** START OF Data supplied **
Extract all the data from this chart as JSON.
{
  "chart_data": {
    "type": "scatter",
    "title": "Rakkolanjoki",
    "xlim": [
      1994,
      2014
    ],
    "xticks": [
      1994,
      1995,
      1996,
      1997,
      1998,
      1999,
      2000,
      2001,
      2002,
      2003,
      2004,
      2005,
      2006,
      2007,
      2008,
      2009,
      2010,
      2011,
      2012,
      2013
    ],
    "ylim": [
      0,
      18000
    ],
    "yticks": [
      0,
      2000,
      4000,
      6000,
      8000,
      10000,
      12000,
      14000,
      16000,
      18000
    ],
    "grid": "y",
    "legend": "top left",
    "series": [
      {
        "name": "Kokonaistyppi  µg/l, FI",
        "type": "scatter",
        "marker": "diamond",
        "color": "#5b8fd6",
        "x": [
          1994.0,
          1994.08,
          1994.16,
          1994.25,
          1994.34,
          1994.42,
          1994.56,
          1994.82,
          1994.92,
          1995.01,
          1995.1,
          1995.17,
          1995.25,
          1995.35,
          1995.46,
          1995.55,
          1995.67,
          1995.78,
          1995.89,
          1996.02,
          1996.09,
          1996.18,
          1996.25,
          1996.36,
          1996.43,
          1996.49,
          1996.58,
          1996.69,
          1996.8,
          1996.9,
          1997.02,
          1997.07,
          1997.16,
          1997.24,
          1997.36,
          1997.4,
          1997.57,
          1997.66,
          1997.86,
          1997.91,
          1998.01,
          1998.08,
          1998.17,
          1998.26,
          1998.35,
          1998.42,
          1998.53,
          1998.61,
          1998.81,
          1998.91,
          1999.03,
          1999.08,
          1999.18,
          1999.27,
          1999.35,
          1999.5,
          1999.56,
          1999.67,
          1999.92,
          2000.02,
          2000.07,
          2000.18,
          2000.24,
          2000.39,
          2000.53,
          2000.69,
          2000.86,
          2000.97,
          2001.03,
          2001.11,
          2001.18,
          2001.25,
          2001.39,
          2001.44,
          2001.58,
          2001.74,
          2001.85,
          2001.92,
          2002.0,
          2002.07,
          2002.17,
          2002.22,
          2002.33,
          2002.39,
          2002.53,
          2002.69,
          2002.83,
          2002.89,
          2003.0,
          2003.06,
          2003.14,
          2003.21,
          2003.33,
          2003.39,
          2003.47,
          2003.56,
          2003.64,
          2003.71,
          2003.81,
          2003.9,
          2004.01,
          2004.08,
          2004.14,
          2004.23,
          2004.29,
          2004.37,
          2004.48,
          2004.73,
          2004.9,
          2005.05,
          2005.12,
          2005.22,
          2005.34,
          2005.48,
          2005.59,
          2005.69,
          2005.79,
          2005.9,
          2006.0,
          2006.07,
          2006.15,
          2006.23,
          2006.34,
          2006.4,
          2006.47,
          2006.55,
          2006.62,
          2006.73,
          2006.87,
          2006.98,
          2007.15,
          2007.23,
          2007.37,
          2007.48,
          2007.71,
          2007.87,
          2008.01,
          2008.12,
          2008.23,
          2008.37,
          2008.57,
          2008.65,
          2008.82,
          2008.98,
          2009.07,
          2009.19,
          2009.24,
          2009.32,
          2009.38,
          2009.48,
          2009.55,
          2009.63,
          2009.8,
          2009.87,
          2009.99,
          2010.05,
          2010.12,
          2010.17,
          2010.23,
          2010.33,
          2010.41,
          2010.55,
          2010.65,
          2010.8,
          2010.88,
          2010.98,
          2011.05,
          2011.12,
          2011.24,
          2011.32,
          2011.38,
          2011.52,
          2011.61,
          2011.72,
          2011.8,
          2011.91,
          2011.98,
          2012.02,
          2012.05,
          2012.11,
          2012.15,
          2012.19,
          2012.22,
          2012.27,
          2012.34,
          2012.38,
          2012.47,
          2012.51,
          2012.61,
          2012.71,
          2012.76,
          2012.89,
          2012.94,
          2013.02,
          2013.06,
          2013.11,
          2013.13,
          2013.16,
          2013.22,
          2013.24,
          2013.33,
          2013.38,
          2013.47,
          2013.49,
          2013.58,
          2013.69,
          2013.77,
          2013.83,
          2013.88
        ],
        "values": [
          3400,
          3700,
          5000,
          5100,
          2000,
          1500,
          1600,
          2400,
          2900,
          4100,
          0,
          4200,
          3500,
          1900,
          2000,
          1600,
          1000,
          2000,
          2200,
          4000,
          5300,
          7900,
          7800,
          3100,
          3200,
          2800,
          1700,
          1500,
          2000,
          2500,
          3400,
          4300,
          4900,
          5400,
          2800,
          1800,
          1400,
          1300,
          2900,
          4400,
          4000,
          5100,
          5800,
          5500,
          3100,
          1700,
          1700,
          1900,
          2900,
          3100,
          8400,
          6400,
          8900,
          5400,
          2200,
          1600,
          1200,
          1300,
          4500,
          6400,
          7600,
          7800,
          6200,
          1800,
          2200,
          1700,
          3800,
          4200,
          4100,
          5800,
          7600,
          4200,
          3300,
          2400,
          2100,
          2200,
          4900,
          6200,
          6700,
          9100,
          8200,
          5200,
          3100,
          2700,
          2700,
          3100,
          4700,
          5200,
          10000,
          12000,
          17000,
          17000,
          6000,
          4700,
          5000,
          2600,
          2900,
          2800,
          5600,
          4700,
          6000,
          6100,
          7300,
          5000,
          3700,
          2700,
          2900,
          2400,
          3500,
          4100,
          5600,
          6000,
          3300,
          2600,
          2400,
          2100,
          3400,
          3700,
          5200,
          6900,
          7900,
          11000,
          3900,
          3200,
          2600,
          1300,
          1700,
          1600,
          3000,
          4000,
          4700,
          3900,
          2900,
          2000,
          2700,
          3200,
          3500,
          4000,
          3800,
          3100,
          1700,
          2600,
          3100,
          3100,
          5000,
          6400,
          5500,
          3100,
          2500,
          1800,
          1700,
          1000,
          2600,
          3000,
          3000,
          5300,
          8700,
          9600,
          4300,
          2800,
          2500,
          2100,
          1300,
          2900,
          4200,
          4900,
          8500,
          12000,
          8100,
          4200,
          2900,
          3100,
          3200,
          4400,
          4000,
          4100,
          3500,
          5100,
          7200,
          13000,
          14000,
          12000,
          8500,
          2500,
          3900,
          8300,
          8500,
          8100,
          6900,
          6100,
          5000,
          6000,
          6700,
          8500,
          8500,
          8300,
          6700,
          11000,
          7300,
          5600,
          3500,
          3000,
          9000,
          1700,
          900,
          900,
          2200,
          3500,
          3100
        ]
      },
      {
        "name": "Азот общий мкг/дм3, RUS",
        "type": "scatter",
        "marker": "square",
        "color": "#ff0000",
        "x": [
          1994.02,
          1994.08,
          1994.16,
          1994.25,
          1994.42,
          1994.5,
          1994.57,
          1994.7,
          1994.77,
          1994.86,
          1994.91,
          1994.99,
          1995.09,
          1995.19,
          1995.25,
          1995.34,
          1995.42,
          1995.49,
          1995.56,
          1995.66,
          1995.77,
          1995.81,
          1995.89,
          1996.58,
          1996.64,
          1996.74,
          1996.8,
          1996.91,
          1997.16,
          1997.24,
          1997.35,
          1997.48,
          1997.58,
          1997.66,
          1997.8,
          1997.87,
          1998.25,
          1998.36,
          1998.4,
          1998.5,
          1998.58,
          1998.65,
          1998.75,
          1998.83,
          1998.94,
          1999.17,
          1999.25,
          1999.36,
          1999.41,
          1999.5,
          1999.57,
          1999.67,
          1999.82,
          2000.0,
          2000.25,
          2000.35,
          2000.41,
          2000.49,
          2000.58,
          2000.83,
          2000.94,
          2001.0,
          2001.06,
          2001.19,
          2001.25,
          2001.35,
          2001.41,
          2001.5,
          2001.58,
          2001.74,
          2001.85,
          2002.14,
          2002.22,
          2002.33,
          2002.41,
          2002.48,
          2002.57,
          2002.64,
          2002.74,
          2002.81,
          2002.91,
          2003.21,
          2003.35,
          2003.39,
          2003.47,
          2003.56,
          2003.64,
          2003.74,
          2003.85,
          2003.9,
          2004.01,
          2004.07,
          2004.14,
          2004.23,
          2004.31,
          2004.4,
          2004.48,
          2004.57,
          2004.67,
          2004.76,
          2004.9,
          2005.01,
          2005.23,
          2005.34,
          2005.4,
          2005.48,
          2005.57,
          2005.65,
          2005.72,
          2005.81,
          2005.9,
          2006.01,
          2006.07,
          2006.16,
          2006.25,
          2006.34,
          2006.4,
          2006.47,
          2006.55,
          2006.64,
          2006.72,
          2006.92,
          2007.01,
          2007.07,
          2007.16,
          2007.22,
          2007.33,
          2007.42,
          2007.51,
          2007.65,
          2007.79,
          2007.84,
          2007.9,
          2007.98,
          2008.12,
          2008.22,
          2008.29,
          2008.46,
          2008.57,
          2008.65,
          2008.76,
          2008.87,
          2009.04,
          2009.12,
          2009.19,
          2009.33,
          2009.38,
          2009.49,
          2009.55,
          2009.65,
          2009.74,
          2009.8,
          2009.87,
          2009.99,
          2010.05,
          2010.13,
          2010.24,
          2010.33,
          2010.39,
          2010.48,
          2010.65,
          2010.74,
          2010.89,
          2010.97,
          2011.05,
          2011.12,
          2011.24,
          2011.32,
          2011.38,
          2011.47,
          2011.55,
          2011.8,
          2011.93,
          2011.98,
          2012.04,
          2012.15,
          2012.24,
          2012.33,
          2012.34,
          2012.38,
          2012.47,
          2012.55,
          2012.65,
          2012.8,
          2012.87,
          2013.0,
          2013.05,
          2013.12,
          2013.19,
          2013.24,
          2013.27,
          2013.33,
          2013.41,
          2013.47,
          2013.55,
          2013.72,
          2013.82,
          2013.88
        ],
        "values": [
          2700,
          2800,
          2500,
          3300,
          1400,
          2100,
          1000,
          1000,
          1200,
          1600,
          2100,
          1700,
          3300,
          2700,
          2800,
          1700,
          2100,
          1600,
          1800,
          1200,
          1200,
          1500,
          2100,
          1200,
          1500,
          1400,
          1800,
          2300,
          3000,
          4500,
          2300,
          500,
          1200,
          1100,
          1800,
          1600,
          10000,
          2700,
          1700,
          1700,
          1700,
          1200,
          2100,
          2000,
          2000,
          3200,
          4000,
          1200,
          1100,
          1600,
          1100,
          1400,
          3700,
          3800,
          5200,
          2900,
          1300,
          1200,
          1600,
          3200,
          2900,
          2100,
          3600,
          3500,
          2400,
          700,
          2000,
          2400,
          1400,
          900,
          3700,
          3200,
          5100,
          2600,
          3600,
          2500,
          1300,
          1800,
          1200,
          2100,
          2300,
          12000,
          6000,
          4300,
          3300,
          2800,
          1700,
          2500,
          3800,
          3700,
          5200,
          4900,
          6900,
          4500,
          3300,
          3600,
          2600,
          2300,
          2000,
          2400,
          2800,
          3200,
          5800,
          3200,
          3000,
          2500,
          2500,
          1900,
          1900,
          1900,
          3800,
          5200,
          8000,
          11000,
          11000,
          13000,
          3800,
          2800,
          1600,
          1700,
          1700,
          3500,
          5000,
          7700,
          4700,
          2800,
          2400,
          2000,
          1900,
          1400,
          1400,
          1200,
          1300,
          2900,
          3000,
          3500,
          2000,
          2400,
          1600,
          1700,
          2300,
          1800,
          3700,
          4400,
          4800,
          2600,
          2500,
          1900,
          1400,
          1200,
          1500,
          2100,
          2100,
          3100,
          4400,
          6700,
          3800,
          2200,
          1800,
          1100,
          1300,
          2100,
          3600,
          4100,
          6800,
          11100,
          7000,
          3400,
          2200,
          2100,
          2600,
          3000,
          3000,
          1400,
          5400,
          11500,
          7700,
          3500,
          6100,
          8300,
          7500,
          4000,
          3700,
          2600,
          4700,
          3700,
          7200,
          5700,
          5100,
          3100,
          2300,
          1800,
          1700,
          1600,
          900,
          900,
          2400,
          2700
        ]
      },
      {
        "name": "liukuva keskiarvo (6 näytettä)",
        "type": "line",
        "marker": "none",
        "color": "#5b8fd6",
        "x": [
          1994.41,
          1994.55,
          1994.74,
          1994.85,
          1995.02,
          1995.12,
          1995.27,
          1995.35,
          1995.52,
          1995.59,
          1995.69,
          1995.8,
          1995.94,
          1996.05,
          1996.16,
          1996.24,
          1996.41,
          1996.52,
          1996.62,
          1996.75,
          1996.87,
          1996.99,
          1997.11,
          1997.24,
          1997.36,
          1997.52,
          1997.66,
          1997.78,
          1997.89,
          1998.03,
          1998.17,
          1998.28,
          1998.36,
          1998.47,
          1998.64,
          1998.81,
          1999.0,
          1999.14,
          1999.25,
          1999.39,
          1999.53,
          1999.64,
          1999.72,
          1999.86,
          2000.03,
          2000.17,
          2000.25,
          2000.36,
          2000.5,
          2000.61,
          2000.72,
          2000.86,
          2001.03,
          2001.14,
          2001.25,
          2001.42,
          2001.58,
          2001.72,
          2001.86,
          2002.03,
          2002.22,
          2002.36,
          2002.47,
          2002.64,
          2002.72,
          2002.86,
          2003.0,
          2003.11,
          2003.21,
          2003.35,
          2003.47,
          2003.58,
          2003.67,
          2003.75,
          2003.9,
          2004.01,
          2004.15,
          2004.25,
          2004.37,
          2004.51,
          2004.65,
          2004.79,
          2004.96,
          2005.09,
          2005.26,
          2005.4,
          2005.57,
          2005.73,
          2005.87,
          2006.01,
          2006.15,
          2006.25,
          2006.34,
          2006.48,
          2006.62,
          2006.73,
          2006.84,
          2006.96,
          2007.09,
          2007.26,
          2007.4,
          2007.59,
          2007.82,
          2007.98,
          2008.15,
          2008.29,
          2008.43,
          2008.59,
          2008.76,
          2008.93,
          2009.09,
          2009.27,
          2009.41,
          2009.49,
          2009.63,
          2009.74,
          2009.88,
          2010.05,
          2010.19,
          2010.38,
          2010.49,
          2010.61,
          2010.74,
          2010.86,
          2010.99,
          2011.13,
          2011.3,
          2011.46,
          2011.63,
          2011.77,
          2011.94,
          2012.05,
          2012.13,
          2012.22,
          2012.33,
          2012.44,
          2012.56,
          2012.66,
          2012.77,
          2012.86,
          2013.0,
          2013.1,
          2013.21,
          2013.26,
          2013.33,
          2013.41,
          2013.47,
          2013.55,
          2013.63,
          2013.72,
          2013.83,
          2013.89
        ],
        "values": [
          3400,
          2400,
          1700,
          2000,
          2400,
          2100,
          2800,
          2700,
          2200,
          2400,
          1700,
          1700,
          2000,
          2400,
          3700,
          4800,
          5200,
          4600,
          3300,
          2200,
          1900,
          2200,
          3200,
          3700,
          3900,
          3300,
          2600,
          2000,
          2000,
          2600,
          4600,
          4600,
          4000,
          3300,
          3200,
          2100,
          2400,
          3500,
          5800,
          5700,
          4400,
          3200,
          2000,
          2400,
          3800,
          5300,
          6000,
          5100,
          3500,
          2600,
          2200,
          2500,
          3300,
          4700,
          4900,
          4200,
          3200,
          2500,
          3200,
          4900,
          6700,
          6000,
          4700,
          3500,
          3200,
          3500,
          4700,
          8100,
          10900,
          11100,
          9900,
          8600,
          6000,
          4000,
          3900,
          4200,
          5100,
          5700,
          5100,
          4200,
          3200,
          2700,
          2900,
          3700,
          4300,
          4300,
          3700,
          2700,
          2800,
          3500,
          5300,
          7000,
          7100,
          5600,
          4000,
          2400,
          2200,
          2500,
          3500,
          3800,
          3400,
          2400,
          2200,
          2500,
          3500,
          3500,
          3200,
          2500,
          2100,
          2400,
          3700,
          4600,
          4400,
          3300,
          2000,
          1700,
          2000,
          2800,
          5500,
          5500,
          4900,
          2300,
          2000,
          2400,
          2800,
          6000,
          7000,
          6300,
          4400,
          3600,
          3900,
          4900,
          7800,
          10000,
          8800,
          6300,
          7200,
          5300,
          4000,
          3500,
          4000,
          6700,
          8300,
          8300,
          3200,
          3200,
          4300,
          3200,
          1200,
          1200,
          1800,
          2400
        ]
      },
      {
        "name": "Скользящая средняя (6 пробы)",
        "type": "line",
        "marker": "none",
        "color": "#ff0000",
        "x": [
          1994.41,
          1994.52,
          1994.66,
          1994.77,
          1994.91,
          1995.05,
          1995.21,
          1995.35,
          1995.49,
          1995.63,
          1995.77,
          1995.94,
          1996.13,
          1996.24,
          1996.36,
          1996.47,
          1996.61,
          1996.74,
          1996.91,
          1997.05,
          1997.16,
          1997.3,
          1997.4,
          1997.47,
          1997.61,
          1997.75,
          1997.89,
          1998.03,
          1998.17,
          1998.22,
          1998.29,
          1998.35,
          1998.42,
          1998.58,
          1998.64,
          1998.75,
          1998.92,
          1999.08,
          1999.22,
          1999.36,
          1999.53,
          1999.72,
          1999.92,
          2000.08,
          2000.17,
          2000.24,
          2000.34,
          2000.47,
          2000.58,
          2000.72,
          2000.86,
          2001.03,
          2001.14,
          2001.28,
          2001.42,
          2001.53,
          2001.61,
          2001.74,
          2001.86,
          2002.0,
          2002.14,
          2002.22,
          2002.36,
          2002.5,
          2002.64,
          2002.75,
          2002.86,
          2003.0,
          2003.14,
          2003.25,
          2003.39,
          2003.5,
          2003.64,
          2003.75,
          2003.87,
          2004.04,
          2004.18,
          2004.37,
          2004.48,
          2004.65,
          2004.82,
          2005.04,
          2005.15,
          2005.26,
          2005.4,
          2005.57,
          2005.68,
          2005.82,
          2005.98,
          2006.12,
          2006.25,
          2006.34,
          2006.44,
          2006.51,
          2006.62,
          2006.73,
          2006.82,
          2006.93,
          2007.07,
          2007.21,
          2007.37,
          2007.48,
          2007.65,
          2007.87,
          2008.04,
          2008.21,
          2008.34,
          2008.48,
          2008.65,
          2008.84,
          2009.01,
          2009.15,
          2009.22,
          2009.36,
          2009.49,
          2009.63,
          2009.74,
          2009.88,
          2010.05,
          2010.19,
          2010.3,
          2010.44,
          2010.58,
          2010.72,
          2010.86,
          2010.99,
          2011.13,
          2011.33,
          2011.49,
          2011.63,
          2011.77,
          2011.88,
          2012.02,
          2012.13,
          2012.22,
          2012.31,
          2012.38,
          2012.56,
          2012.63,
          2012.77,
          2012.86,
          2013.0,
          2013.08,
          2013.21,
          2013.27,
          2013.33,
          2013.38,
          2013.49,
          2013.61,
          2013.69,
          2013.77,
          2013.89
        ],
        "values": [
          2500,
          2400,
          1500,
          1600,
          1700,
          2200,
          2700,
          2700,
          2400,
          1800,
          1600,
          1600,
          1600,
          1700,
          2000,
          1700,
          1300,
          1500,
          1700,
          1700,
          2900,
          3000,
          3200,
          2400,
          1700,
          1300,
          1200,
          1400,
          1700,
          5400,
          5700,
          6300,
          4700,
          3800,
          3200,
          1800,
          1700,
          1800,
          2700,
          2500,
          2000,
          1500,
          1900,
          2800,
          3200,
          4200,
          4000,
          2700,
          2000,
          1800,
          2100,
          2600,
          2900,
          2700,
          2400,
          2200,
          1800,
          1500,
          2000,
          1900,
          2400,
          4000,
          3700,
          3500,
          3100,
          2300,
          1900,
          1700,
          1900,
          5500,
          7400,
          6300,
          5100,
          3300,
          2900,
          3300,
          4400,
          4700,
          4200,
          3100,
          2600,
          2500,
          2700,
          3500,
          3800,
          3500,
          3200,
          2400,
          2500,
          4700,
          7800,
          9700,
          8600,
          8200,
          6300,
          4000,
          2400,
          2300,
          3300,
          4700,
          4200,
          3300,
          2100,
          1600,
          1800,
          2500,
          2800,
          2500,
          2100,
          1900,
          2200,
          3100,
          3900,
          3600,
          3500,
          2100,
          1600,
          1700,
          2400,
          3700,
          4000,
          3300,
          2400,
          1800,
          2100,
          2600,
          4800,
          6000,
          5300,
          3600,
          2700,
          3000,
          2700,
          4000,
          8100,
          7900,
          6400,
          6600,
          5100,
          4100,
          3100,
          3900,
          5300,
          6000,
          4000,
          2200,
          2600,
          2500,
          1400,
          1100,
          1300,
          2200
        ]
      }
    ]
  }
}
** END OF Data supplied **
Objective:
Copy all lines from the material that contain "marker".

Solution below:
        "marker": "diamond",
        "marker": "square",
        "marker": "none",
        "marker": "none",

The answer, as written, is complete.